==== Dataset rows

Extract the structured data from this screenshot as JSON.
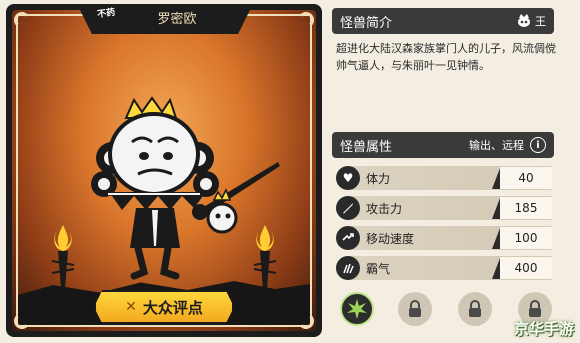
{
  "card": {
    "badge": "不药",
    "name": "罗密欧",
    "review_label": "大众评点"
  },
  "intro": {
    "title": "怪兽简介",
    "rank": "王",
    "text": "超进化大陆汉森家族掌门人的儿子，风流倜傥帅气逼人，与朱丽叶一见钟情。"
  },
  "attributes": {
    "title": "怪兽属性",
    "type": "输出、远程",
    "info_label": "i",
    "stats": [
      {
        "icon": "heart-icon",
        "label": "体力",
        "value": "40"
      },
      {
        "icon": "sword-icon",
        "label": "攻击力",
        "value": "185"
      },
      {
        "icon": "speed-icon",
        "label": "移动速度",
        "value": "100"
      },
      {
        "icon": "claw-icon",
        "label": "霸气",
        "value": "400"
      }
    ]
  },
  "skills": [
    {
      "icon": "skill-burst-icon",
      "state": "unlocked"
    },
    {
      "icon": "lock-icon",
      "state": "locked"
    },
    {
      "icon": "lock-icon",
      "state": "locked"
    },
    {
      "icon": "lock-icon",
      "state": "locked"
    }
  ],
  "watermark": "京华手游",
  "colors": {
    "header_bg": "#3a3a3a",
    "card_dark": "#1c1c1c",
    "accent_yellow": "#ffd83d",
    "skill_glow": "#bfe38a"
  }
}
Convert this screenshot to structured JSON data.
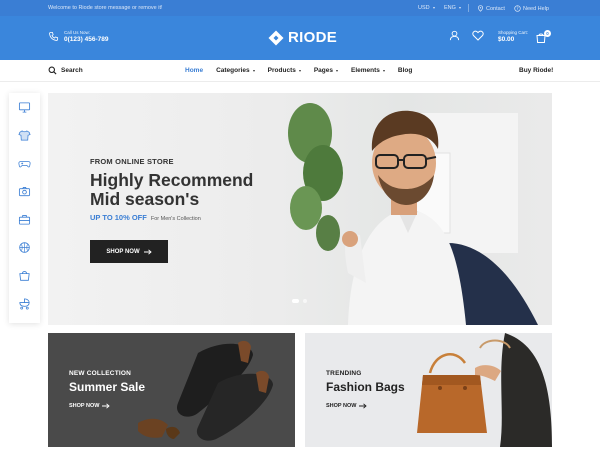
{
  "colors": {
    "brand": "#3a86dc",
    "topbar": "#3a7ed4",
    "dark_button": "#222222",
    "accent_text": "#3a7ed4"
  },
  "topbar": {
    "welcome": "Welcome to Riode store message or remove it!",
    "currency": "USD",
    "language": "ENG",
    "contact": "Contact",
    "help": "Need Help"
  },
  "header": {
    "call_label": "Call Us Now:",
    "phone": "0(123) 456-789",
    "logo_text": "RIODE",
    "cart_label": "Shopping Cart:",
    "cart_total": "$0.00",
    "cart_count": "0",
    "icons": [
      "phone-icon",
      "user-icon",
      "heart-icon",
      "cart-icon"
    ]
  },
  "nav": {
    "search_label": "Search",
    "items": [
      {
        "label": "Home",
        "active": true,
        "dropdown": false
      },
      {
        "label": "Categories",
        "active": false,
        "dropdown": true
      },
      {
        "label": "Products",
        "active": false,
        "dropdown": true
      },
      {
        "label": "Pages",
        "active": false,
        "dropdown": true
      },
      {
        "label": "Elements",
        "active": false,
        "dropdown": true
      },
      {
        "label": "Blog",
        "active": false,
        "dropdown": false
      }
    ],
    "buy_label": "Buy Riode!"
  },
  "sidebar": {
    "icons": [
      "monitor-icon",
      "tshirt-icon",
      "gamepad-icon",
      "camera-icon",
      "briefcase-icon",
      "basketball-icon",
      "bag-icon",
      "stroller-icon"
    ]
  },
  "hero": {
    "eyebrow": "FROM ONLINE STORE",
    "headline_line1": "Highly Recommend",
    "headline_line2": "Mid season's",
    "offer": "UP TO 10% OFF",
    "offer_sub": "For Men's Collection",
    "button": "SHOP NOW",
    "slides_total": 2,
    "active_slide": 1
  },
  "banners": [
    {
      "tag": "NEW COLLECTION",
      "title": "Summer Sale",
      "link": "SHOP NOW"
    },
    {
      "tag": "TRENDING",
      "title": "Fashion Bags",
      "link": "SHOP NOW"
    }
  ]
}
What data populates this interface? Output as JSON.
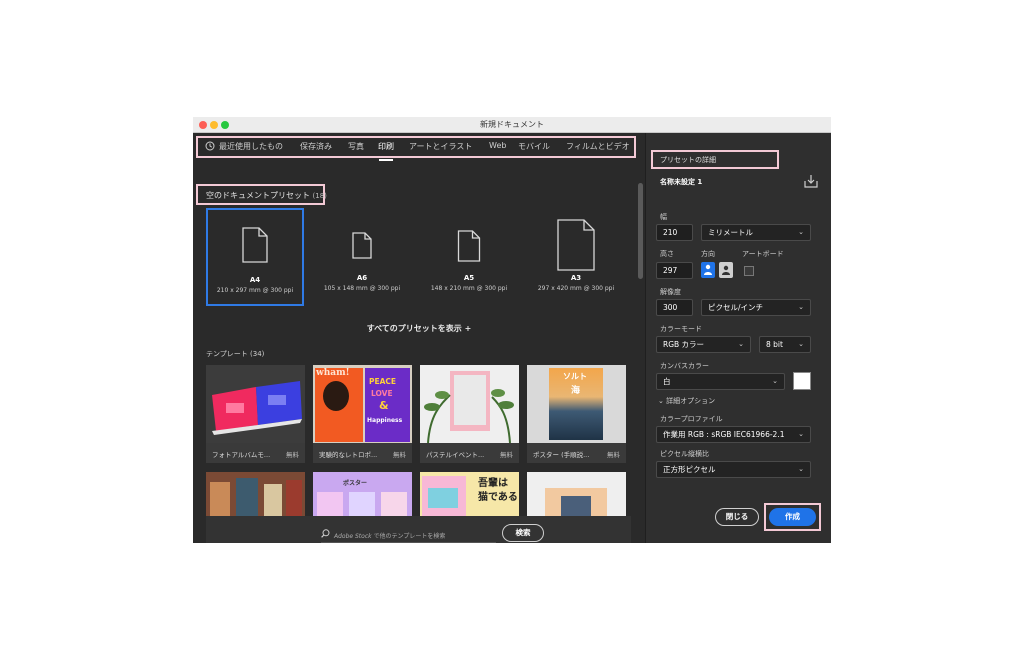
{
  "window": {
    "title": "新規ドキュメント"
  },
  "tabs": [
    {
      "label": "最近使用したもの"
    },
    {
      "label": "保存済み"
    },
    {
      "label": "写真"
    },
    {
      "label": "印刷"
    },
    {
      "label": "アートとイラスト"
    },
    {
      "label": "Web"
    },
    {
      "label": "モバイル"
    },
    {
      "label": "フィルムとビデオ"
    }
  ],
  "active_tab": "印刷",
  "presets": {
    "title": "空のドキュメントプリセット",
    "count": "(18)",
    "items": [
      {
        "name": "A4",
        "size": "210 x 297 mm @ 300 ppi"
      },
      {
        "name": "A6",
        "size": "105 x 148 mm @ 300 ppi"
      },
      {
        "name": "A5",
        "size": "148 x 210 mm @ 300 ppi"
      },
      {
        "name": "A3",
        "size": "297 x 420 mm @ 300 ppi"
      }
    ],
    "show_all": "すべてのプリセットを表示 +"
  },
  "templates": {
    "title": "テンプレート",
    "count": "(34)",
    "items": [
      {
        "label": "フォトアルバムモ...",
        "price": "無料"
      },
      {
        "label": "実験的なレトロポ...",
        "price": "無料"
      },
      {
        "label": "パステルイベント...",
        "price": "無料"
      },
      {
        "label": "ポスター (手順説...",
        "price": "無料"
      }
    ],
    "thumb_text": {
      "wham": "wham!",
      "peace": "PEACE",
      "love": "LOVE",
      "amp": "&",
      "happiness": "Happiness",
      "solt": "ソルト",
      "umi": "海",
      "poster": "ポスター",
      "wagahai1": "吾輩は",
      "wagahai2": "猫である"
    }
  },
  "search": {
    "placeholder_brand": "Adobe Stock",
    "placeholder_rest": " で他のテンプレートを検索",
    "button": "検索"
  },
  "details": {
    "title": "プリセットの詳細",
    "doc_name": "名称未設定 1",
    "width_label": "幅",
    "width_value": "210",
    "unit": "ミリメートル",
    "height_label": "高さ",
    "height_value": "297",
    "orientation_label": "方向",
    "artboard_label": "アートボード",
    "resolution_label": "解像度",
    "resolution_value": "300",
    "resolution_unit": "ピクセル/インチ",
    "color_mode_label": "カラーモード",
    "color_mode": "RGB カラー",
    "bit_depth": "8 bit",
    "canvas_color_label": "カンバスカラー",
    "canvas_color": "白",
    "advanced": "詳細オプション",
    "profile_label": "カラープロファイル",
    "profile": "作業用 RGB : sRGB IEC61966-2.1",
    "pixel_aspect_label": "ピクセル縦横比",
    "pixel_aspect": "正方形ピクセル",
    "close_button": "閉じる",
    "create_button": "作成"
  },
  "colors": {
    "accent": "#1f73e8",
    "highlight": "#f3c9d5",
    "selection": "#2f7ae5"
  }
}
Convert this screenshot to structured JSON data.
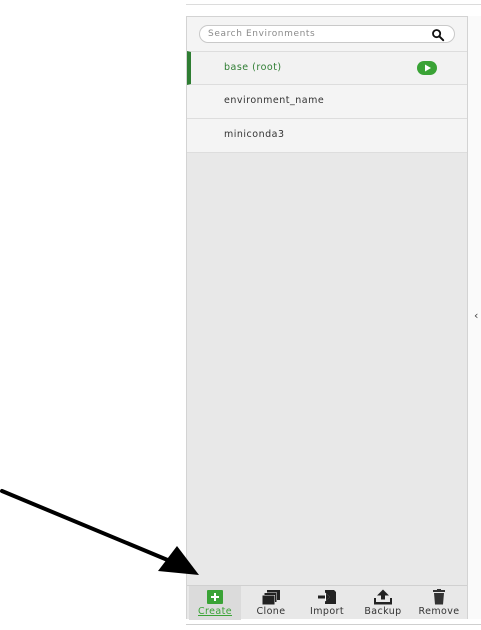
{
  "search": {
    "placeholder": "Search Environments"
  },
  "environments": [
    {
      "label": "base (root)",
      "active": true
    },
    {
      "label": "environment_name",
      "active": false
    },
    {
      "label": "miniconda3",
      "active": false
    }
  ],
  "toolbar": {
    "create": "Create",
    "clone": "Clone",
    "import": "Import",
    "backup": "Backup",
    "remove": "Remove"
  },
  "colors": {
    "accent": "#2e7d32",
    "create_green": "#3aa336",
    "panel_bg": "#e8e8e8"
  },
  "icons": {
    "search": "magnifier-icon",
    "run": "play-icon",
    "create": "plus-square-icon",
    "clone": "stacked-windows-icon",
    "import": "import-arrow-icon",
    "backup": "upload-tray-icon",
    "remove": "trash-icon",
    "collapse": "chevron-left-icon"
  }
}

========

_Request_. Without the pictures, copy the material exactly as given.

_Written response_.
Extract the structured data from this screenshot as JSON.
{
  "card": {
    "badge": "不药",
    "name": "罗密欧",
    "review_label": "大众评点"
  },
  "intro": {
    "title": "怪兽简介",
    "rank": "王",
    "text": "超进化大陆汉森家族掌门人的儿子，风流倜傥帅气逼人，与朱丽叶一见钟情。"
  },
  "attributes": {
    "title": "怪兽属性",
    "type": "输出、远程",
    "info_label": "i",
    "stats": [
      {
        "icon": "heart-icon",
        "label": "体力",
        "value": "40"
      },
      {
        "icon": "sword-icon",
        "label": "攻击力",
        "value": "185"
      },
      {
        "icon": "speed-icon",
        "label": "移动速度",
        "value": "100"
      },
      {
        "icon": "claw-icon",
        "label": "霸气",
        "value": "400"
      }
    ]
  },
  "skills": [
    {
      "icon": "skill-burst-icon",
      "state": "unlocked"
    },
    {
      "icon": "lock-icon",
      "state": "locked"
    },
    {
      "icon": "lock-icon",
      "state": "locked"
    },
    {
      "icon": "lock-icon",
      "state": "locked"
    }
  ],
  "watermark": "京华手游",
  "colors": {
    "header_bg": "#3a3a3a",
    "card_dark": "#1c1c1c",
    "accent_yellow": "#ffd83d",
    "skill_glow": "#bfe38a"
  }
}
Convert this screenshot to structured JSON data.
{
  "colors": {
    "brand": "#3a86dc",
    "topbar": "#3a7ed4",
    "dark_button": "#222222",
    "accent_text": "#3a7ed4"
  },
  "topbar": {
    "welcome": "Welcome to Riode store message or remove it!",
    "currency": "USD",
    "language": "ENG",
    "contact": "Contact",
    "help": "Need Help"
  },
  "header": {
    "call_label": "Call Us Now:",
    "phone": "0(123) 456-789",
    "logo_text": "RIODE",
    "cart_label": "Shopping Cart:",
    "cart_total": "$0.00",
    "cart_count": "0",
    "icons": [
      "phone-icon",
      "user-icon",
      "heart-icon",
      "cart-icon"
    ]
  },
  "nav": {
    "search_label": "Search",
    "items": [
      {
        "label": "Home",
        "active": true,
        "dropdown": false
      },
      {
        "label": "Categories",
        "active": false,
        "dropdown": true
      },
      {
        "label": "Products",
        "active": false,
        "dropdown": true
      },
      {
        "label": "Pages",
        "active": false,
        "dropdown": true
      },
      {
        "label": "Elements",
        "active": false,
        "dropdown": true
      },
      {
        "label": "Blog",
        "active": false,
        "dropdown": false
      }
    ],
    "buy_label": "Buy Riode!"
  },
  "sidebar": {
    "icons": [
      "monitor-icon",
      "tshirt-icon",
      "gamepad-icon",
      "camera-icon",
      "briefcase-icon",
      "basketball-icon",
      "bag-icon",
      "stroller-icon"
    ]
  },
  "hero": {
    "eyebrow": "FROM ONLINE STORE",
    "headline_line1": "Highly Recommend",
    "headline_line2": "Mid season's",
    "offer": "UP TO 10% OFF",
    "offer_sub": "For Men's Collection",
    "button": "SHOP NOW",
    "slides_total": 2,
    "active_slide": 1
  },
  "banners": [
    {
      "tag": "NEW COLLECTION",
      "title": "Summer Sale",
      "link": "SHOP NOW"
    },
    {
      "tag": "TRENDING",
      "title": "Fashion Bags",
      "link": "SHOP NOW"
    }
  ]
}
What data populates this interface? Output as JSON.
{
  "window": {
    "title": "新規ドキュメント"
  },
  "tabs": [
    {
      "label": "最近使用したもの"
    },
    {
      "label": "保存済み"
    },
    {
      "label": "写真"
    },
    {
      "label": "印刷"
    },
    {
      "label": "アートとイラスト"
    },
    {
      "label": "Web"
    },
    {
      "label": "モバイル"
    },
    {
      "label": "フィルムとビデオ"
    }
  ],
  "active_tab": "印刷",
  "presets": {
    "title": "空のドキュメントプリセット",
    "count": "(18)",
    "items": [
      {
        "name": "A4",
        "size": "210 x 297 mm @ 300 ppi"
      },
      {
        "name": "A6",
        "size": "105 x 148 mm @ 300 ppi"
      },
      {
        "name": "A5",
        "size": "148 x 210 mm @ 300 ppi"
      },
      {
        "name": "A3",
        "size": "297 x 420 mm @ 300 ppi"
      }
    ],
    "show_all": "すべてのプリセットを表示 +"
  },
  "templates": {
    "title": "テンプレート",
    "count": "(34)",
    "items": [
      {
        "label": "フォトアルバムモ...",
        "price": "無料"
      },
      {
        "label": "実験的なレトロポ...",
        "price": "無料"
      },
      {
        "label": "パステルイベント...",
        "price": "無料"
      },
      {
        "label": "ポスター (手順説...",
        "price": "無料"
      }
    ],
    "thumb_text": {
      "wham": "wham!",
      "peace": "PEACE",
      "love": "LOVE",
      "amp": "&",
      "happiness": "Happiness",
      "solt": "ソルト",
      "umi": "海",
      "poster": "ポスター",
      "wagahai1": "吾輩は",
      "wagahai2": "猫である"
    }
  },
  "search": {
    "placeholder_brand": "Adobe Stock",
    "placeholder_rest": " で他のテンプレートを検索",
    "button": "検索"
  },
  "details": {
    "title": "プリセットの詳細",
    "doc_name": "名称未設定 1",
    "width_label": "幅",
    "width_value": "210",
    "unit": "ミリメートル",
    "height_label": "高さ",
    "height_value": "297",
    "orientation_label": "方向",
    "artboard_label": "アートボード",
    "resolution_label": "解像度",
    "resolution_value": "300",
    "resolution_unit": "ピクセル/インチ",
    "color_mode_label": "カラーモード",
    "color_mode": "RGB カラー",
    "bit_depth": "8 bit",
    "canvas_color_label": "カンバスカラー",
    "canvas_color": "白",
    "advanced": "詳細オプション",
    "profile_label": "カラープロファイル",
    "profile": "作業用 RGB : sRGB IEC61966-2.1",
    "pixel_aspect_label": "ピクセル縦横比",
    "pixel_aspect": "正方形ピクセル",
    "close_button": "閉じる",
    "create_button": "作成"
  },
  "colors": {
    "accent": "#1f73e8",
    "highlight": "#f3c9d5",
    "selection": "#2f7ae5"
  }
}
Convert this screenshot to structured JSON data.
{
  "search": {
    "placeholder": "Search Environments"
  },
  "environments": [
    {
      "label": "base (root)",
      "active": true
    },
    {
      "label": "environment_name",
      "active": false
    },
    {
      "label": "miniconda3",
      "active": false
    }
  ],
  "toolbar": {
    "create": "Create",
    "clone": "Clone",
    "import": "Import",
    "backup": "Backup",
    "remove": "Remove"
  },
  "colors": {
    "accent": "#2e7d32",
    "create_green": "#3aa336",
    "panel_bg": "#e8e8e8"
  },
  "icons": {
    "search": "magnifier-icon",
    "run": "play-icon",
    "create": "plus-square-icon",
    "clone": "stacked-windows-icon",
    "import": "import-arrow-icon",
    "backup": "upload-tray-icon",
    "remove": "trash-icon",
    "collapse": "chevron-left-icon"
  }
}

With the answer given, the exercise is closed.